Data records for software interfaces:
+++

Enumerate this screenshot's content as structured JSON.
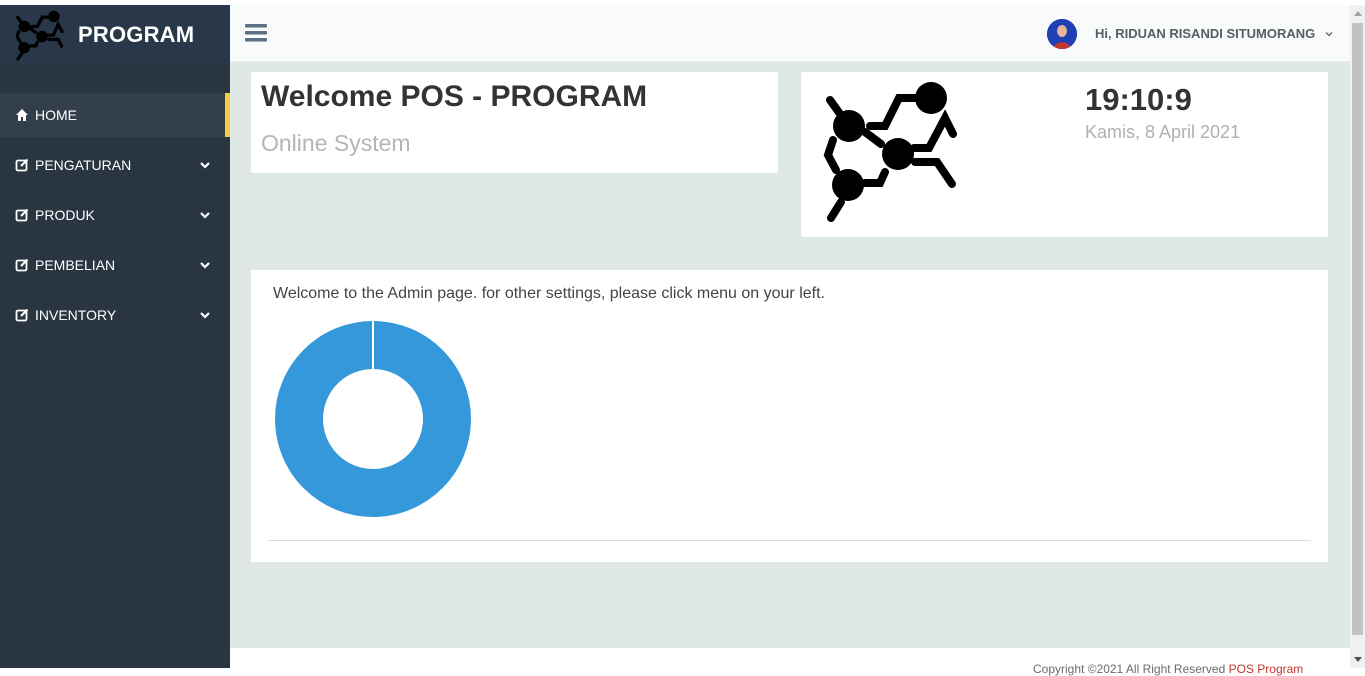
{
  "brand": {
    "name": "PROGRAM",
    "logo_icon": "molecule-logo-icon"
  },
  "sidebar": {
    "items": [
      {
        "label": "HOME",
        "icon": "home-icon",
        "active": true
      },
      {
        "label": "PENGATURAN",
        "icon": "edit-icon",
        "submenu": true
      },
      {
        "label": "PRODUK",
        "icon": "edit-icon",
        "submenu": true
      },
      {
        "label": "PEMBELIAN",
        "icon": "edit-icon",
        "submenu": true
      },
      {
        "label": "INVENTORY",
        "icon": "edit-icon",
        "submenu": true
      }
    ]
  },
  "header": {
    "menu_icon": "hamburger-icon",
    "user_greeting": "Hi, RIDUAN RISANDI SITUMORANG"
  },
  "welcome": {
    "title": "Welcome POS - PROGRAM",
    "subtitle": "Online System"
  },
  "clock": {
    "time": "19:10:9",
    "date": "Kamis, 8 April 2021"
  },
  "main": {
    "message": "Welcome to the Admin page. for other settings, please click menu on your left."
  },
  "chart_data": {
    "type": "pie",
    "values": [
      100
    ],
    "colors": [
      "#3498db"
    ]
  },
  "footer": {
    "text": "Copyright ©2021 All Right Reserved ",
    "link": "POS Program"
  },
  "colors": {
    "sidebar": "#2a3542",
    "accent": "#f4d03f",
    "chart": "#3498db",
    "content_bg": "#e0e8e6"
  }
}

+++

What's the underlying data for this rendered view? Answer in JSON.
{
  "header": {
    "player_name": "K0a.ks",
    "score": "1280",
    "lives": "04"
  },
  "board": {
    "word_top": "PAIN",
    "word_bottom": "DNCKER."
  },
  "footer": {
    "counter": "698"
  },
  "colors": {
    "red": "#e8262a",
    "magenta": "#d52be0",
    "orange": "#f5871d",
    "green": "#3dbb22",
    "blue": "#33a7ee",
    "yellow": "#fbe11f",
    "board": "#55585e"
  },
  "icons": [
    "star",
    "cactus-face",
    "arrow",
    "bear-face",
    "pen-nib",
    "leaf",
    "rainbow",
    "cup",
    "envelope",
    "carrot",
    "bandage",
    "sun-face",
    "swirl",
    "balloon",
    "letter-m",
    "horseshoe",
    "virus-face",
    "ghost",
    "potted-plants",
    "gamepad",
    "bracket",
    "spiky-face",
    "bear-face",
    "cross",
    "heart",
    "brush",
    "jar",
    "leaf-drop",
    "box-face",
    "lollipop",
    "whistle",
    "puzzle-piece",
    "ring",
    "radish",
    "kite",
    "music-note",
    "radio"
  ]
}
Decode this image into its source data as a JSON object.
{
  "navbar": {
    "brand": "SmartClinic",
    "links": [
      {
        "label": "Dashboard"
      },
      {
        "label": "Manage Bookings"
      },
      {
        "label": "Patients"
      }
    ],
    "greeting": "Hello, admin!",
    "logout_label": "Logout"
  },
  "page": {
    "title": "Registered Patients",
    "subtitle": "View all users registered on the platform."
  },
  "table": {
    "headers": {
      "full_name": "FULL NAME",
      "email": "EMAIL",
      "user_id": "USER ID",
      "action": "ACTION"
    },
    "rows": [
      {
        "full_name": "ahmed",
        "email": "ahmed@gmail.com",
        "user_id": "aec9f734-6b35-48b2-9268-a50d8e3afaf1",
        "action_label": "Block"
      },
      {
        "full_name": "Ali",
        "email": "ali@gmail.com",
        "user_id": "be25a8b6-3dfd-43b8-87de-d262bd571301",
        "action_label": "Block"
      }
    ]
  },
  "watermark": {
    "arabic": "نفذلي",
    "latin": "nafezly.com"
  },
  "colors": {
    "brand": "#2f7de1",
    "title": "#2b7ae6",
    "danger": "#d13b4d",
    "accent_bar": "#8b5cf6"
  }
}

+++

● Exercise: In the records above, collect each line with "JSON".

● Written answer:
Enumerate this screenshot's content as structured JSON.
What's the underlying data for this rendered view? Answer in JSON.
Decode this image into its source data as a JSON object.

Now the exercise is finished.